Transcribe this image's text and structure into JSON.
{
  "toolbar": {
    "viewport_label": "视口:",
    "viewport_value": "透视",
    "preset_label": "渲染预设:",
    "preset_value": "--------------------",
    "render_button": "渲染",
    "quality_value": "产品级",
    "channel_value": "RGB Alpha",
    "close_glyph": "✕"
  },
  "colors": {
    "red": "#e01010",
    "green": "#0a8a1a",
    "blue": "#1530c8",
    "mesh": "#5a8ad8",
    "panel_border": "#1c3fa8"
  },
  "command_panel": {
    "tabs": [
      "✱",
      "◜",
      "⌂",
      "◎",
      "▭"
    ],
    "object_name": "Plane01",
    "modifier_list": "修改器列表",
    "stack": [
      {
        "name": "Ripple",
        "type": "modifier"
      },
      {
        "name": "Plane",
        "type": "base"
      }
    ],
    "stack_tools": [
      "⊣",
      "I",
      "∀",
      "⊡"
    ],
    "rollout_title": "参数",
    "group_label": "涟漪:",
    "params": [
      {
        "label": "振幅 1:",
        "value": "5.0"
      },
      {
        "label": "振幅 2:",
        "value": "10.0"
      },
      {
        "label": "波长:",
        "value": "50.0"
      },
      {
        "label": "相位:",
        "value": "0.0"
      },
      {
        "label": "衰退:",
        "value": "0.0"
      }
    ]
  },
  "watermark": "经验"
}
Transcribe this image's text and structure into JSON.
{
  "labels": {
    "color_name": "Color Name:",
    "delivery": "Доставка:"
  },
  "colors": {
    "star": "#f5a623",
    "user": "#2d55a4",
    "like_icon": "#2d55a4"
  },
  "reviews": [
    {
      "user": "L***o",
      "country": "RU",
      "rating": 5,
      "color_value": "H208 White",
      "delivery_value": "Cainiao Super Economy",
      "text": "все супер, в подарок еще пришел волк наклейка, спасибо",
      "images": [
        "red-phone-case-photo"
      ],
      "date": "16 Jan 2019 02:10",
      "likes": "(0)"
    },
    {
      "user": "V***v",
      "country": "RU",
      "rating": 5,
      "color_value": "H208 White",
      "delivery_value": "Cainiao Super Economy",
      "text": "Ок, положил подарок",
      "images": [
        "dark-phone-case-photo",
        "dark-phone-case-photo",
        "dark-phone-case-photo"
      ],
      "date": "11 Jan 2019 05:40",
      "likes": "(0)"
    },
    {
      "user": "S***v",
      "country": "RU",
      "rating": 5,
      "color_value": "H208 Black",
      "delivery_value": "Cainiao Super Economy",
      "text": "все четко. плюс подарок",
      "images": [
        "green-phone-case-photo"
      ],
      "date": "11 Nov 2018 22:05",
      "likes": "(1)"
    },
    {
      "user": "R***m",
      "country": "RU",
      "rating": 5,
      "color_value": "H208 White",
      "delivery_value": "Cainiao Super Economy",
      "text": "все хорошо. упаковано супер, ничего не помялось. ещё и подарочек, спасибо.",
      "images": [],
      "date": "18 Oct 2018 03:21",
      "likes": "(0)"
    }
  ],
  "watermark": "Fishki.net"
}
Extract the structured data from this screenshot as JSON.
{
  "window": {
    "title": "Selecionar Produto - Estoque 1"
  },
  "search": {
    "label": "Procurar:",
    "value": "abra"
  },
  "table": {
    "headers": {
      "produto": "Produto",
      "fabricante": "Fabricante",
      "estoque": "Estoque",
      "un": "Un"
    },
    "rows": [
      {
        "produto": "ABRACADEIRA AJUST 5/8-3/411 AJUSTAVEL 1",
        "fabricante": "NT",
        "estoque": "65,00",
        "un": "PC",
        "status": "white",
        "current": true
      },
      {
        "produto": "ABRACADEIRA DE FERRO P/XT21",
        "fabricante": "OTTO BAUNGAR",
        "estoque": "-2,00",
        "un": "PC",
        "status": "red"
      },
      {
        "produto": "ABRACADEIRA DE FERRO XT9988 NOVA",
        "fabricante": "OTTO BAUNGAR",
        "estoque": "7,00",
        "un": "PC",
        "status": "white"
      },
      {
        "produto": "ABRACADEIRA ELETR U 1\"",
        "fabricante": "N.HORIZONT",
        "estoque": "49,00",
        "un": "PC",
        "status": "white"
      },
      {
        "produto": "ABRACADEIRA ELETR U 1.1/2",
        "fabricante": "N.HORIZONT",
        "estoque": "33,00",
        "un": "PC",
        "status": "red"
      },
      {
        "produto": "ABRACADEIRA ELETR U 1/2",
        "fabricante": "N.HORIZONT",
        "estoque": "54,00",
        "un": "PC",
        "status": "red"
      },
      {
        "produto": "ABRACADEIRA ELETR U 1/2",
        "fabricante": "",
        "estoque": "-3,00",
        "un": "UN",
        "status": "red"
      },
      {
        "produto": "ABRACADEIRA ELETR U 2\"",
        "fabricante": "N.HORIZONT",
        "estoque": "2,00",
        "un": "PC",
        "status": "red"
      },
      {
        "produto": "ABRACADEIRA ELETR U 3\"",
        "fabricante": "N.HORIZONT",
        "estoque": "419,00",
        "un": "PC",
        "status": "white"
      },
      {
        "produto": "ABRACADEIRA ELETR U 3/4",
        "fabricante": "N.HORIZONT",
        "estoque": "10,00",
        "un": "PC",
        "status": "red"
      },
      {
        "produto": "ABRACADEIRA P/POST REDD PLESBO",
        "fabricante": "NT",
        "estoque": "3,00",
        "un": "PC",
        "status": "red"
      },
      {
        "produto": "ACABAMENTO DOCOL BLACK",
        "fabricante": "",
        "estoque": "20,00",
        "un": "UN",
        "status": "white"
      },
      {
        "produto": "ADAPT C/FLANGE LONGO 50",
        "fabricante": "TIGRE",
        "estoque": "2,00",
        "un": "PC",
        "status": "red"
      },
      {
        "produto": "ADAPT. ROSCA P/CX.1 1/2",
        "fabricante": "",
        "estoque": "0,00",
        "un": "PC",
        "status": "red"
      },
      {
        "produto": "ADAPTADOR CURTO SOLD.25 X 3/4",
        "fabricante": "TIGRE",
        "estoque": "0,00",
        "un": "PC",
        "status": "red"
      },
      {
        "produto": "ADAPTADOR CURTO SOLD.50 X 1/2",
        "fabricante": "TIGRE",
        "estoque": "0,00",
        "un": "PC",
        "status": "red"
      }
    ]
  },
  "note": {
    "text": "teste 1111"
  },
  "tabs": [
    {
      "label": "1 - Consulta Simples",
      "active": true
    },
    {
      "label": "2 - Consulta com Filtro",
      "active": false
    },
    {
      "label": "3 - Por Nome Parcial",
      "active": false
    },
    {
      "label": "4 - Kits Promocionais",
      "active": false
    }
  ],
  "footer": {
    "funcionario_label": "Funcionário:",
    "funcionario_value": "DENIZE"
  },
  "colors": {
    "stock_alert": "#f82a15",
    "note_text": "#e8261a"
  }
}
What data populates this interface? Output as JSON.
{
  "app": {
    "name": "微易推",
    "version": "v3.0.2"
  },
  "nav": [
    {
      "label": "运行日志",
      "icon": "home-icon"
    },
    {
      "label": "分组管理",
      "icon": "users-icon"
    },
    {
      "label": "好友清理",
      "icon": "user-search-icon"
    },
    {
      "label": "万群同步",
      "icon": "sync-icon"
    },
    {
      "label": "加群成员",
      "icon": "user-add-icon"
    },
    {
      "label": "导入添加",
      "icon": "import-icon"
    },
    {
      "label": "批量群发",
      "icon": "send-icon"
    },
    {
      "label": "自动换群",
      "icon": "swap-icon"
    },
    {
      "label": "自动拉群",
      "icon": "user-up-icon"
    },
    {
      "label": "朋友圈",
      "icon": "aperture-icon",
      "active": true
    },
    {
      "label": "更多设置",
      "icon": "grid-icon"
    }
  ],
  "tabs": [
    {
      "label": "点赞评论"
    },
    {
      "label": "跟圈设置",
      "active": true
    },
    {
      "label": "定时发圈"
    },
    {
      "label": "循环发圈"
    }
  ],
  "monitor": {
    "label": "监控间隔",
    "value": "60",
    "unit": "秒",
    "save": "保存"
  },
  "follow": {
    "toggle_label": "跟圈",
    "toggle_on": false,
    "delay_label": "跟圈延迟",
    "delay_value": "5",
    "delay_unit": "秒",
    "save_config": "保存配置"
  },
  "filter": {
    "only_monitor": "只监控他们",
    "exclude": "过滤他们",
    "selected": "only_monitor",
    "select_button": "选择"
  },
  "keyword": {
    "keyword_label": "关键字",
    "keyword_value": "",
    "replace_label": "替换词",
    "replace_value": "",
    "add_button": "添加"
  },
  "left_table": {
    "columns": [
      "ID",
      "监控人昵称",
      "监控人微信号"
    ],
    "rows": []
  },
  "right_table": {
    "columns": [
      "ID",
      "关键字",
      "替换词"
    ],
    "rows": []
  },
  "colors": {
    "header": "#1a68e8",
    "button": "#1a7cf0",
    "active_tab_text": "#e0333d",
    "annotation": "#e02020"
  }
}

◆ **WHAT TO WORK ON**
Locate all lines in the listing above with the word "подарок" and copy them.

◆ **WRITTEN RESPONSE**
      "text": "все супер, в подарок еще пришел волк наклейка, спасибо",
      "text": "Ок, положил подарок",
      "text": "все четко. плюс подарок",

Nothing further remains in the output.